## EXERCISE
Return all lines that include the string "Apply".

··· WORKING DATA ···

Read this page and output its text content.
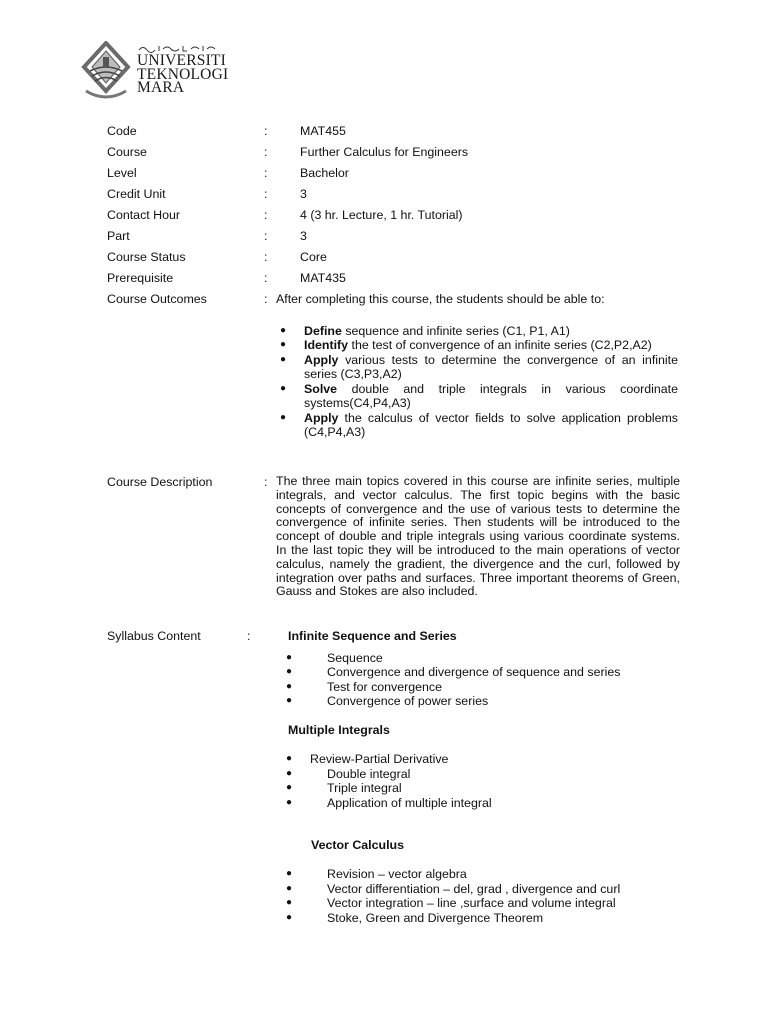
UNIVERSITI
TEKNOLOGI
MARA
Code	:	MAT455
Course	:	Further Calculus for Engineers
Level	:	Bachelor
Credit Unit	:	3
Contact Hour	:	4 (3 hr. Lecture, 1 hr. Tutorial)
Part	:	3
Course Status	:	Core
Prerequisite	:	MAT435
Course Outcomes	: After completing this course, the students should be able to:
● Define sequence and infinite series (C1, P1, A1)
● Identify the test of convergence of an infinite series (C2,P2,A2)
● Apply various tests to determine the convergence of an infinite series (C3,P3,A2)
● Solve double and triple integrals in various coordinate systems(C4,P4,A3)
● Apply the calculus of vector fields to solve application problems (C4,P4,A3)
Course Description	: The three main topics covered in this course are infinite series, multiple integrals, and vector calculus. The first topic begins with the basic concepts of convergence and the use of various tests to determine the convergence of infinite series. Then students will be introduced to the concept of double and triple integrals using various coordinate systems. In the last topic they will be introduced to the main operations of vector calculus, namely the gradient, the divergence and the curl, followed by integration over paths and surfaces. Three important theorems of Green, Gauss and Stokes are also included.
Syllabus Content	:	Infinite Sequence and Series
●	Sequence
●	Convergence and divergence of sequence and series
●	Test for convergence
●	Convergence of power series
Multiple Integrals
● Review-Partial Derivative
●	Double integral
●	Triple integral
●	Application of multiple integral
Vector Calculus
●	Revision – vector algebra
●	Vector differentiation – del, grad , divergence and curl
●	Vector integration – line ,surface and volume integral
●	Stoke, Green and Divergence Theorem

···

## EXERCISE OUTPUT
● Apply various tests to determine the convergence of an infinite series (C3,P3,A2)
● Apply the calculus of vector fields to solve application problems (C4,P4,A3)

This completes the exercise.